**Written instruction**
Copy each of the entries below faithfully, setting aside any pictures.

++++++++++++++++++++

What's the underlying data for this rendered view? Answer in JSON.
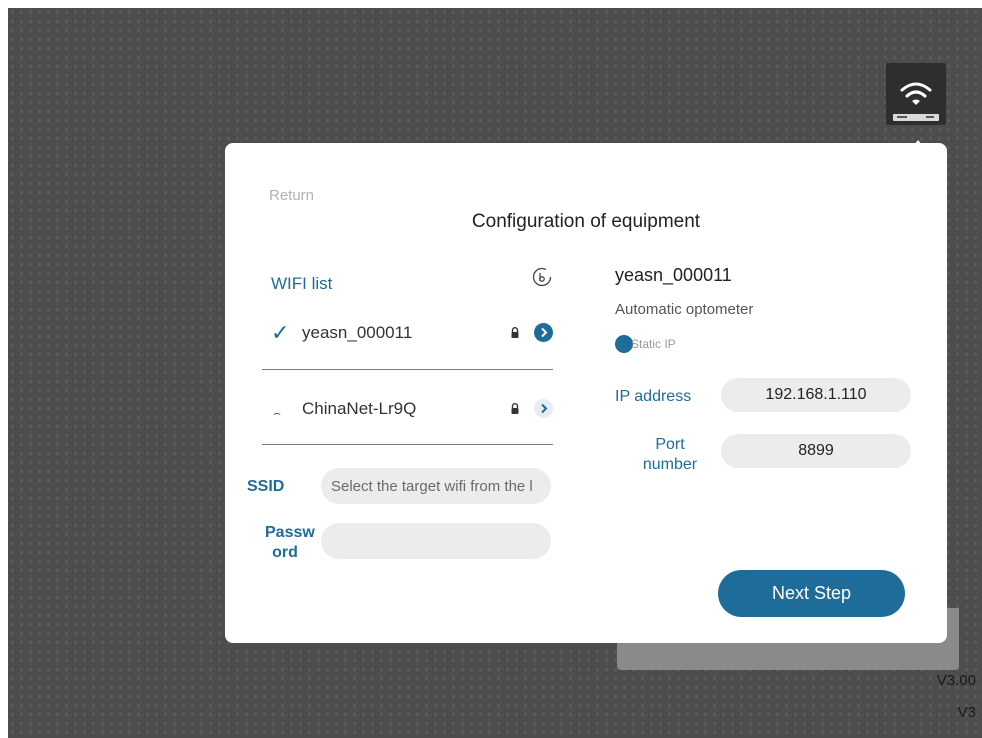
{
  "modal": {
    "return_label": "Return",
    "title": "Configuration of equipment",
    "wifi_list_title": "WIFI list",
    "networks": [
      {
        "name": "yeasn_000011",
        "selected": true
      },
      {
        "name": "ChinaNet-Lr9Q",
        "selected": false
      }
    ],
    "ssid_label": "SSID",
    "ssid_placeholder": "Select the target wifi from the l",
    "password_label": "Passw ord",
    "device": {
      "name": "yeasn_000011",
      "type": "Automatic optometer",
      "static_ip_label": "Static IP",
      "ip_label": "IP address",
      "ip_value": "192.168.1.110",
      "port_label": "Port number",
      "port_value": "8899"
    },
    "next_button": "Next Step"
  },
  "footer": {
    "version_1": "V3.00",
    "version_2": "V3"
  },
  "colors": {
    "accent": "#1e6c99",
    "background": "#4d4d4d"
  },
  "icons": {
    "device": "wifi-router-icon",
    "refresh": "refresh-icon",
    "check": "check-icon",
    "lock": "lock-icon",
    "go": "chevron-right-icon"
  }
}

++++++++++++++++++++

**Answer in full**
What's the underlying data for this rendered view? Answer in JSON.
{
  "modal": {
    "return_label": "Return",
    "title": "Configuration of equipment",
    "wifi_list_title": "WIFI list",
    "networks": [
      {
        "name": "yeasn_000011",
        "selected": true
      },
      {
        "name": "ChinaNet-Lr9Q",
        "selected": false
      }
    ],
    "ssid_label": "SSID",
    "ssid_placeholder": "Select the target wifi from the l",
    "password_label": "Passw ord",
    "device": {
      "name": "yeasn_000011",
      "type": "Automatic optometer",
      "static_ip_label": "Static IP",
      "ip_label": "IP address",
      "ip_value": "192.168.1.110",
      "port_label": "Port number",
      "port_value": "8899"
    },
    "next_button": "Next Step"
  },
  "footer": {
    "version_1": "V3.00",
    "version_2": "V3"
  },
  "colors": {
    "accent": "#1e6c99",
    "background": "#4d4d4d"
  },
  "icons": {
    "device": "wifi-router-icon",
    "refresh": "refresh-icon",
    "check": "check-icon",
    "lock": "lock-icon",
    "go": "chevron-right-icon"
  }
}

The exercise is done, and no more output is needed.